Determine the count of lines holding "ceux" and give that count alone.

# Start of ITEMS

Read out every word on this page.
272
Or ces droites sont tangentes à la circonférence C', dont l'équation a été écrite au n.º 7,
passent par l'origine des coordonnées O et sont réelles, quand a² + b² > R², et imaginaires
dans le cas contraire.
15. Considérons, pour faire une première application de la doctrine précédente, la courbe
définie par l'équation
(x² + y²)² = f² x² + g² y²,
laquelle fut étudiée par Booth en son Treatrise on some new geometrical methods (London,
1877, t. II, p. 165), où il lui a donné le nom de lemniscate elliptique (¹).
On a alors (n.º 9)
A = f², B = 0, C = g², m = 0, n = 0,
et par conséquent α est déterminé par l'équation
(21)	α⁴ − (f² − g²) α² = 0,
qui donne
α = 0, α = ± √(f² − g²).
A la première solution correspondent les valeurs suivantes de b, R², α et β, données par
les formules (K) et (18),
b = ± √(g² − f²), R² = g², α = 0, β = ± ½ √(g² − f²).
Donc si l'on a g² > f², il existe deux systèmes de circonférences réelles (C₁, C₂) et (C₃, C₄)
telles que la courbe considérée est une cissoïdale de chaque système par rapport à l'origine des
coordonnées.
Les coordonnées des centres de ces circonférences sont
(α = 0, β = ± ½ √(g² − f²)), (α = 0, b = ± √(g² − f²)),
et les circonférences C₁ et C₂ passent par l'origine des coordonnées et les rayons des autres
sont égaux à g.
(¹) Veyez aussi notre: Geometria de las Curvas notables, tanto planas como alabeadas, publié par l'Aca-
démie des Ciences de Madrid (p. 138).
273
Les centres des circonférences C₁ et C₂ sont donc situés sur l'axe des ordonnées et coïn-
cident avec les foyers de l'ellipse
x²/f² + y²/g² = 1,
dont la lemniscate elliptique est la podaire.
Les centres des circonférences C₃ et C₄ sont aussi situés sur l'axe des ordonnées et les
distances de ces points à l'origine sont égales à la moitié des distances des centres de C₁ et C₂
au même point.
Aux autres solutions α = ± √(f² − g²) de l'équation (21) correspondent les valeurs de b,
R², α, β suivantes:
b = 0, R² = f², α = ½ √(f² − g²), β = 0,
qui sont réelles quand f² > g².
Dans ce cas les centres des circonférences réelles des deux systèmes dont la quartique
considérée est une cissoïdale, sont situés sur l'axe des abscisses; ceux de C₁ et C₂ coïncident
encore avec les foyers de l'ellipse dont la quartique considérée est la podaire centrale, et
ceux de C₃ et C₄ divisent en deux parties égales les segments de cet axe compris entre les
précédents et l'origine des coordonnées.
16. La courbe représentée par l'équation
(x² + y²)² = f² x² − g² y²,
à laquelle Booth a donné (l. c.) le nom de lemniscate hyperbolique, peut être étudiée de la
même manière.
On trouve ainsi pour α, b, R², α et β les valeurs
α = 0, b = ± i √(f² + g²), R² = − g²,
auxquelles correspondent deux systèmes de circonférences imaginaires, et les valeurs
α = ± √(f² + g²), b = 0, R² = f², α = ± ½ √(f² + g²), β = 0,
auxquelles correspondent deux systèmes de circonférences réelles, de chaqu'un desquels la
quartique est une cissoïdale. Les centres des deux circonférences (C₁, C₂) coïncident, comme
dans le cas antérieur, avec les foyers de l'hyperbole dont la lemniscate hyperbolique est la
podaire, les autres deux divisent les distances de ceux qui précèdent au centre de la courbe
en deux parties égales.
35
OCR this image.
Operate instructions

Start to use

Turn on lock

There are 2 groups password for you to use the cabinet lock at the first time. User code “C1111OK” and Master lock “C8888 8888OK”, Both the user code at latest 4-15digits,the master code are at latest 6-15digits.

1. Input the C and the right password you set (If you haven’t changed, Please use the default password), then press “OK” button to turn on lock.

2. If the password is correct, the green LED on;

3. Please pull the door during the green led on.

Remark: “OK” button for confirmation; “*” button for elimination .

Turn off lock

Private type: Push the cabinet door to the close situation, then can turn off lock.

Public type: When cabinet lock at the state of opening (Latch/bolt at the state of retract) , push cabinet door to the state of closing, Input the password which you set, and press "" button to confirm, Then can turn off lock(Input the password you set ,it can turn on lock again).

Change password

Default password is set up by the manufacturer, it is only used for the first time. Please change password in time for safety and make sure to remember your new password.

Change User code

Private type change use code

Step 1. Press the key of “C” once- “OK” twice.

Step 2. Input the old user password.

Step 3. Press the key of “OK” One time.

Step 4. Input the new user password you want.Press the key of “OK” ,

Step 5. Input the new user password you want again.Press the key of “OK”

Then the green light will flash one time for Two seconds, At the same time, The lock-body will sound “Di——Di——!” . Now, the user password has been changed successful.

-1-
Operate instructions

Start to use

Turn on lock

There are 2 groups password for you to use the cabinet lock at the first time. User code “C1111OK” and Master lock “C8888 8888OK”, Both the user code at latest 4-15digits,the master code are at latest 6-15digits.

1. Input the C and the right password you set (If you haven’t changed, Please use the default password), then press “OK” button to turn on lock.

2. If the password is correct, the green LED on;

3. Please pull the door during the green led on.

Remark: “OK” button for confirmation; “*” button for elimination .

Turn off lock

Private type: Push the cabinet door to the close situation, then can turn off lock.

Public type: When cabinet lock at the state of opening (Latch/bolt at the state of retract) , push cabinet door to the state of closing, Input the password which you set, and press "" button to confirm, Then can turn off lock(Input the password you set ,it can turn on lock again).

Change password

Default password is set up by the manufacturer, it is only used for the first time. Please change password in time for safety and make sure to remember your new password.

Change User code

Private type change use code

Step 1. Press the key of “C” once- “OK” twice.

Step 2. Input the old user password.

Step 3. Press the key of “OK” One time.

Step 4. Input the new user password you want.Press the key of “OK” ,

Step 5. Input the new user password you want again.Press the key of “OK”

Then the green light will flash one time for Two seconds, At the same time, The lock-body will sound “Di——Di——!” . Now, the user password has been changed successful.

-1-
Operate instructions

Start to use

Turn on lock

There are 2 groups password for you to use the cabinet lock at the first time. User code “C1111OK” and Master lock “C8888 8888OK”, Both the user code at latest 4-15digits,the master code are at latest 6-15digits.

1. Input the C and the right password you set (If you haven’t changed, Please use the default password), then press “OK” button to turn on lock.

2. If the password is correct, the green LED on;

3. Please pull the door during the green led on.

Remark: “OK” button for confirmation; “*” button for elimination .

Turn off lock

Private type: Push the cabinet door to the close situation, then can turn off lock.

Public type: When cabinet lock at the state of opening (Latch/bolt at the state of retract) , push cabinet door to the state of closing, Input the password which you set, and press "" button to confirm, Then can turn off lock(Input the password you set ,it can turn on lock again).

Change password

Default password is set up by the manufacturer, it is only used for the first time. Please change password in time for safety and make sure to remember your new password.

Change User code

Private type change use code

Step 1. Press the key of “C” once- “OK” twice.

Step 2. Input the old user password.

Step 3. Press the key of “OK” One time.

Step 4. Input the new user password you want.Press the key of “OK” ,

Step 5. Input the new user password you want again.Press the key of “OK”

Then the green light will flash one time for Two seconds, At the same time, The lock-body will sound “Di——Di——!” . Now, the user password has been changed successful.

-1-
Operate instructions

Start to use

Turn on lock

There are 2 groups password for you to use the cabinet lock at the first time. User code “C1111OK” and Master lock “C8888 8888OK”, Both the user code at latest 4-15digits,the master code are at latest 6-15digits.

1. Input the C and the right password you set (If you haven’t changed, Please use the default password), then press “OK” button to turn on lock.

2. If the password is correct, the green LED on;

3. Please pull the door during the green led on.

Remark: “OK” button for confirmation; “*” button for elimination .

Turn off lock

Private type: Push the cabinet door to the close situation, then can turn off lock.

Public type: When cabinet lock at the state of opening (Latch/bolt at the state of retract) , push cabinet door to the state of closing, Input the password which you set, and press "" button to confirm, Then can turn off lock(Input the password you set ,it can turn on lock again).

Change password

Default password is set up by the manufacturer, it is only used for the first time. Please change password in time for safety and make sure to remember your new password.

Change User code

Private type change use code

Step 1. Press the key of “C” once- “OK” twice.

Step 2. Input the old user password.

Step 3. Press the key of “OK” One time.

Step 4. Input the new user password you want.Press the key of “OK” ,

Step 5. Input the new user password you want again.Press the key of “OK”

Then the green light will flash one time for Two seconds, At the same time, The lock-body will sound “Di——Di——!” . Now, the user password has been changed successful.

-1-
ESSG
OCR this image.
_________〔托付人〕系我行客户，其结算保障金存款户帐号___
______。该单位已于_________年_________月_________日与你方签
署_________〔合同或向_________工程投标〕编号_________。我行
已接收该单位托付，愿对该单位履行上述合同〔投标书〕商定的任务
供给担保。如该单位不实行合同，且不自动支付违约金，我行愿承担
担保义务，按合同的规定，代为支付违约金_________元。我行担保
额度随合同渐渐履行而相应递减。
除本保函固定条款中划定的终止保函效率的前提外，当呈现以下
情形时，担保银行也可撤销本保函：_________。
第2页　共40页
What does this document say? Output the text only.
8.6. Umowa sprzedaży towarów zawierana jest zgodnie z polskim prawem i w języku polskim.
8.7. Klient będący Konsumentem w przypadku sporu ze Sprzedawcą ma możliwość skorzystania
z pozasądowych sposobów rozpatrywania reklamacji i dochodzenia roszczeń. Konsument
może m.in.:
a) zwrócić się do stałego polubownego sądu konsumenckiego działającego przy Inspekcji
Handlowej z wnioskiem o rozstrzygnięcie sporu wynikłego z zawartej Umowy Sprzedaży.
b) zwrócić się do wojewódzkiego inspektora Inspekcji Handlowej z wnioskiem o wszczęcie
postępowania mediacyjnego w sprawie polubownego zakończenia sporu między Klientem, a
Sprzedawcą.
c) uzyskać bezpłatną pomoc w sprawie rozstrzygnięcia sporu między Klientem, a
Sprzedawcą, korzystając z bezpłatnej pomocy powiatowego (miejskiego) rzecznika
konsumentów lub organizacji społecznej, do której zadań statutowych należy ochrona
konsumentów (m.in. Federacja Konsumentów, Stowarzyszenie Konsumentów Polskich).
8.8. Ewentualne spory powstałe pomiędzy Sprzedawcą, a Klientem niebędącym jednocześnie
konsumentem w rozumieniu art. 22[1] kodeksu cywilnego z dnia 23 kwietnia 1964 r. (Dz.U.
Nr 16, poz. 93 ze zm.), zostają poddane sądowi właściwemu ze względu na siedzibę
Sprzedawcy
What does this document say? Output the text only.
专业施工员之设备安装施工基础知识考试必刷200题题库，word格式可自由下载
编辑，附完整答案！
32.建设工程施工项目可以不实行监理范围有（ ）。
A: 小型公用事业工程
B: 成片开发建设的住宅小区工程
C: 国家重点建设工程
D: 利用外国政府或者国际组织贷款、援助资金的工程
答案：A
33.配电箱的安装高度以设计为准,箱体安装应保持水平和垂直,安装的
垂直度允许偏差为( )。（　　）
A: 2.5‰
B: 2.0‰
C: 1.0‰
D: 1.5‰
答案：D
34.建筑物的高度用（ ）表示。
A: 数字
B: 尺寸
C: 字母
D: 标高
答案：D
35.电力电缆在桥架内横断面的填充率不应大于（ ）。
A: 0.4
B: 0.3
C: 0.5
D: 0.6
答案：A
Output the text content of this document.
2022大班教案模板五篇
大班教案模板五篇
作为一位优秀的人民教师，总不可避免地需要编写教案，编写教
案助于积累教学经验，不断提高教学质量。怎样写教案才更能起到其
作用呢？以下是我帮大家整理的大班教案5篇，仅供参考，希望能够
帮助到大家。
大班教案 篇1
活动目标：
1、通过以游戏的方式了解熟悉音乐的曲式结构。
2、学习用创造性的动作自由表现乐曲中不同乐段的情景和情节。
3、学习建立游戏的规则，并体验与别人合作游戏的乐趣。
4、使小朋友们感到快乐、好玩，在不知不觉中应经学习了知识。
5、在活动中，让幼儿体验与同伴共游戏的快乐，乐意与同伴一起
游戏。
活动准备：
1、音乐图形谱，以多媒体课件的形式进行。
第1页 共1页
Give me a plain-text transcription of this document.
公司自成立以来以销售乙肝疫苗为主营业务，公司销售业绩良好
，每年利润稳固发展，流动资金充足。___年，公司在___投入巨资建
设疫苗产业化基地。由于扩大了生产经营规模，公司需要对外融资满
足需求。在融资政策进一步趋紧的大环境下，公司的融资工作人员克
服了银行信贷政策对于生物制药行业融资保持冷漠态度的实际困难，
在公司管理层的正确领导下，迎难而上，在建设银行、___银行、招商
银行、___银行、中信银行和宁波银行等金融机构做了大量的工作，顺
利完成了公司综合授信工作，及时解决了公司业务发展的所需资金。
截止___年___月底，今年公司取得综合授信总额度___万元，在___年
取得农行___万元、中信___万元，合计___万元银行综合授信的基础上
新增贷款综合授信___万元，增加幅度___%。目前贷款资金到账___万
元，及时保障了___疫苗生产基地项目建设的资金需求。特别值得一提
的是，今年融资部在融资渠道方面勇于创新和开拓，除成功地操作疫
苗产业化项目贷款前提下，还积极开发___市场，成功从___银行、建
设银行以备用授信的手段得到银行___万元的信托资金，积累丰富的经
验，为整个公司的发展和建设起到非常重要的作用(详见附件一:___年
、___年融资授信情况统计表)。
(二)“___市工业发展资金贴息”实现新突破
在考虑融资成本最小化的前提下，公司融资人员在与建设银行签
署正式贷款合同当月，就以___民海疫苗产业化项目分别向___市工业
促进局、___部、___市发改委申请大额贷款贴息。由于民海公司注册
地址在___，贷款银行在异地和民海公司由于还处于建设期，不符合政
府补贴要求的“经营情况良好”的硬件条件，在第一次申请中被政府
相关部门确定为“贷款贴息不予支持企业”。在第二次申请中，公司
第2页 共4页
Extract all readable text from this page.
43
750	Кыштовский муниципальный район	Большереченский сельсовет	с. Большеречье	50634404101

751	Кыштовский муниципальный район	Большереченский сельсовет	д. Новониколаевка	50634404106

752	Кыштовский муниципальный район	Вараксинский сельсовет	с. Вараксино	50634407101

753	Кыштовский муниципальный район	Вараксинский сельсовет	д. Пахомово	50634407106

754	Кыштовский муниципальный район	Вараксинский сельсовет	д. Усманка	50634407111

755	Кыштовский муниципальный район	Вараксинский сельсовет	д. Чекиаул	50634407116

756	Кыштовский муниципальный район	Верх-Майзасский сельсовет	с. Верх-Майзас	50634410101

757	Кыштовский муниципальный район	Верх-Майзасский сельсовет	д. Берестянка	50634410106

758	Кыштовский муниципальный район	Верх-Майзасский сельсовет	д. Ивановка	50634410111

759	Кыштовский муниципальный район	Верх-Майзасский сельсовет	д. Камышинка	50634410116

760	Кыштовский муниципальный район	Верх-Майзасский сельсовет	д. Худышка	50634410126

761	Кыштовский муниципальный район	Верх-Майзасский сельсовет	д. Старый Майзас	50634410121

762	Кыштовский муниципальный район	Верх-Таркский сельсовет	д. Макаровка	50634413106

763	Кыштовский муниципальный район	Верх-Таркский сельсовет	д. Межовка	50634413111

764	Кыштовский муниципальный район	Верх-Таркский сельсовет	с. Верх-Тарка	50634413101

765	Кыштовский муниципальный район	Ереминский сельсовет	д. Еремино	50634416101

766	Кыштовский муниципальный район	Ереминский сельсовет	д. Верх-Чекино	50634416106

# End of ITEMS

= OUTPUT FOR THIS TASK =
3